[Figure record listings]
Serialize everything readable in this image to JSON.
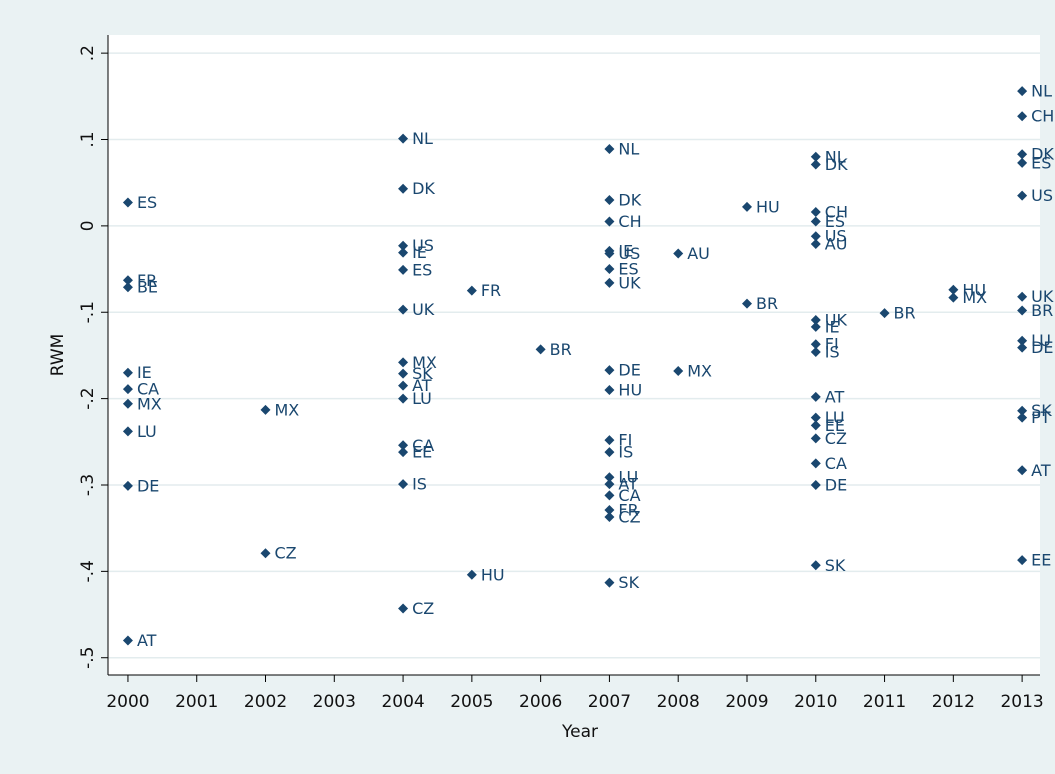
{
  "chart_data": {
    "type": "scatter",
    "x_label": "Year",
    "y_label": "RWM",
    "color": "#1a476f",
    "grid": true,
    "xlim": [
      1999.71,
      2013.26
    ],
    "xticks": [
      2000,
      2001,
      2002,
      2003,
      2004,
      2005,
      2006,
      2007,
      2008,
      2009,
      2010,
      2011,
      2012,
      2013
    ],
    "ylim": [
      -0.52,
      0.221
    ],
    "yticks": [
      {
        "value": -0.5,
        "label": "-.5"
      },
      {
        "value": -0.4,
        "label": "-.4"
      },
      {
        "value": -0.3,
        "label": "-.3"
      },
      {
        "value": -0.2,
        "label": "-.2"
      },
      {
        "value": -0.1,
        "label": "-.1"
      },
      0,
      {
        "value": 0.1,
        "label": ".1"
      },
      {
        "value": 0.2,
        "label": ".2"
      }
    ],
    "x": [
      2000,
      2000,
      2000,
      2000,
      2000,
      2000,
      2000,
      2000,
      2000,
      2002,
      2002,
      2004,
      2004,
      2004,
      2004,
      2004,
      2004,
      2004,
      2004,
      2004,
      2004,
      2004,
      2004,
      2004,
      2004,
      2005,
      2005,
      2006,
      2007,
      2007,
      2007,
      2007,
      2007,
      2007,
      2007,
      2007,
      2007,
      2007,
      2007,
      2007,
      2007,
      2007,
      2007,
      2007,
      2007,
      2008,
      2008,
      2009,
      2009,
      2010,
      2010,
      2010,
      2010,
      2010,
      2010,
      2010,
      2010,
      2010,
      2010,
      2010,
      2010,
      2010,
      2010,
      2010,
      2010,
      2010,
      2011,
      2012,
      2012,
      2013,
      2013,
      2013,
      2013,
      2013,
      2013,
      2013,
      2013,
      2013,
      2013,
      2013,
      2013,
      2013
    ],
    "values": [
      0.027,
      -0.063,
      -0.071,
      -0.17,
      -0.189,
      -0.206,
      -0.238,
      -0.301,
      -0.48,
      -0.213,
      -0.379,
      0.101,
      0.043,
      -0.023,
      -0.031,
      -0.051,
      -0.097,
      -0.158,
      -0.171,
      -0.185,
      -0.2,
      -0.254,
      -0.262,
      -0.299,
      -0.443,
      -0.075,
      -0.404,
      -0.143,
      0.089,
      0.03,
      0.005,
      -0.029,
      -0.032,
      -0.05,
      -0.066,
      -0.167,
      -0.19,
      -0.248,
      -0.262,
      -0.291,
      -0.299,
      -0.312,
      -0.329,
      -0.337,
      -0.413,
      -0.032,
      -0.168,
      0.022,
      -0.09,
      0.08,
      0.071,
      0.016,
      0.005,
      -0.012,
      -0.021,
      -0.109,
      -0.117,
      -0.137,
      -0.146,
      -0.198,
      -0.222,
      -0.231,
      -0.246,
      -0.275,
      -0.3,
      -0.393,
      -0.101,
      -0.074,
      -0.083,
      0.156,
      0.127,
      0.083,
      0.073,
      0.035,
      -0.082,
      -0.098,
      -0.133,
      -0.141,
      -0.214,
      -0.222,
      -0.283,
      -0.387
    ],
    "labels": [
      "ES",
      "FR",
      "BE",
      "IE",
      "CA",
      "MX",
      "LU",
      "DE",
      "AT",
      "MX",
      "CZ",
      "NL",
      "DK",
      "US",
      "IE",
      "ES",
      "UK",
      "MX",
      "SK",
      "AT",
      "LU",
      "CA",
      "EE",
      "IS",
      "CZ",
      "FR",
      "HU",
      "BR",
      "NL",
      "DK",
      "CH",
      "IE",
      "US",
      "ES",
      "UK",
      "DE",
      "HU",
      "FI",
      "IS",
      "LU",
      "AT",
      "CA",
      "FR",
      "CZ",
      "SK",
      "AU",
      "MX",
      "HU",
      "BR",
      "NL",
      "DK",
      "CH",
      "ES",
      "US",
      "AU",
      "UK",
      "IE",
      "FI",
      "IS",
      "AT",
      "LU",
      "EE",
      "CZ",
      "CA",
      "DE",
      "SK",
      "BR",
      "HU",
      "MX",
      "NL",
      "CH",
      "DK",
      "ES",
      "US",
      "UK",
      "BR",
      "LU",
      "DE",
      "SK",
      "PT",
      "AT",
      "EE"
    ]
  }
}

### PROBLEM REQUIREMENTS
In your copy of the records, include no pictures; repeat everything else exactly.

### FULL ANSWER
Serialize everything readable in this image to JSON.
{
  "chart_data": {
    "type": "scatter",
    "x_label": "Year",
    "y_label": "RWM",
    "color": "#1a476f",
    "grid": true,
    "xlim": [
      1999.71,
      2013.26
    ],
    "xticks": [
      2000,
      2001,
      2002,
      2003,
      2004,
      2005,
      2006,
      2007,
      2008,
      2009,
      2010,
      2011,
      2012,
      2013
    ],
    "ylim": [
      -0.52,
      0.221
    ],
    "yticks": [
      {
        "value": -0.5,
        "label": "-.5"
      },
      {
        "value": -0.4,
        "label": "-.4"
      },
      {
        "value": -0.3,
        "label": "-.3"
      },
      {
        "value": -0.2,
        "label": "-.2"
      },
      {
        "value": -0.1,
        "label": "-.1"
      },
      0,
      {
        "value": 0.1,
        "label": ".1"
      },
      {
        "value": 0.2,
        "label": ".2"
      }
    ],
    "x": [
      2000,
      2000,
      2000,
      2000,
      2000,
      2000,
      2000,
      2000,
      2000,
      2002,
      2002,
      2004,
      2004,
      2004,
      2004,
      2004,
      2004,
      2004,
      2004,
      2004,
      2004,
      2004,
      2004,
      2004,
      2004,
      2005,
      2005,
      2006,
      2007,
      2007,
      2007,
      2007,
      2007,
      2007,
      2007,
      2007,
      2007,
      2007,
      2007,
      2007,
      2007,
      2007,
      2007,
      2007,
      2007,
      2008,
      2008,
      2009,
      2009,
      2010,
      2010,
      2010,
      2010,
      2010,
      2010,
      2010,
      2010,
      2010,
      2010,
      2010,
      2010,
      2010,
      2010,
      2010,
      2010,
      2010,
      2011,
      2012,
      2012,
      2013,
      2013,
      2013,
      2013,
      2013,
      2013,
      2013,
      2013,
      2013,
      2013,
      2013,
      2013,
      2013
    ],
    "values": [
      0.027,
      -0.063,
      -0.071,
      -0.17,
      -0.189,
      -0.206,
      -0.238,
      -0.301,
      -0.48,
      -0.213,
      -0.379,
      0.101,
      0.043,
      -0.023,
      -0.031,
      -0.051,
      -0.097,
      -0.158,
      -0.171,
      -0.185,
      -0.2,
      -0.254,
      -0.262,
      -0.299,
      -0.443,
      -0.075,
      -0.404,
      -0.143,
      0.089,
      0.03,
      0.005,
      -0.029,
      -0.032,
      -0.05,
      -0.066,
      -0.167,
      -0.19,
      -0.248,
      -0.262,
      -0.291,
      -0.299,
      -0.312,
      -0.329,
      -0.337,
      -0.413,
      -0.032,
      -0.168,
      0.022,
      -0.09,
      0.08,
      0.071,
      0.016,
      0.005,
      -0.012,
      -0.021,
      -0.109,
      -0.117,
      -0.137,
      -0.146,
      -0.198,
      -0.222,
      -0.231,
      -0.246,
      -0.275,
      -0.3,
      -0.393,
      -0.101,
      -0.074,
      -0.083,
      0.156,
      0.127,
      0.083,
      0.073,
      0.035,
      -0.082,
      -0.098,
      -0.133,
      -0.141,
      -0.214,
      -0.222,
      -0.283,
      -0.387
    ],
    "labels": [
      "ES",
      "FR",
      "BE",
      "IE",
      "CA",
      "MX",
      "LU",
      "DE",
      "AT",
      "MX",
      "CZ",
      "NL",
      "DK",
      "US",
      "IE",
      "ES",
      "UK",
      "MX",
      "SK",
      "AT",
      "LU",
      "CA",
      "EE",
      "IS",
      "CZ",
      "FR",
      "HU",
      "BR",
      "NL",
      "DK",
      "CH",
      "IE",
      "US",
      "ES",
      "UK",
      "DE",
      "HU",
      "FI",
      "IS",
      "LU",
      "AT",
      "CA",
      "FR",
      "CZ",
      "SK",
      "AU",
      "MX",
      "HU",
      "BR",
      "NL",
      "DK",
      "CH",
      "ES",
      "US",
      "AU",
      "UK",
      "IE",
      "FI",
      "IS",
      "AT",
      "LU",
      "EE",
      "CZ",
      "CA",
      "DE",
      "SK",
      "BR",
      "HU",
      "MX",
      "NL",
      "CH",
      "DK",
      "ES",
      "US",
      "UK",
      "BR",
      "LU",
      "DE",
      "SK",
      "PT",
      "AT",
      "EE"
    ]
  }
}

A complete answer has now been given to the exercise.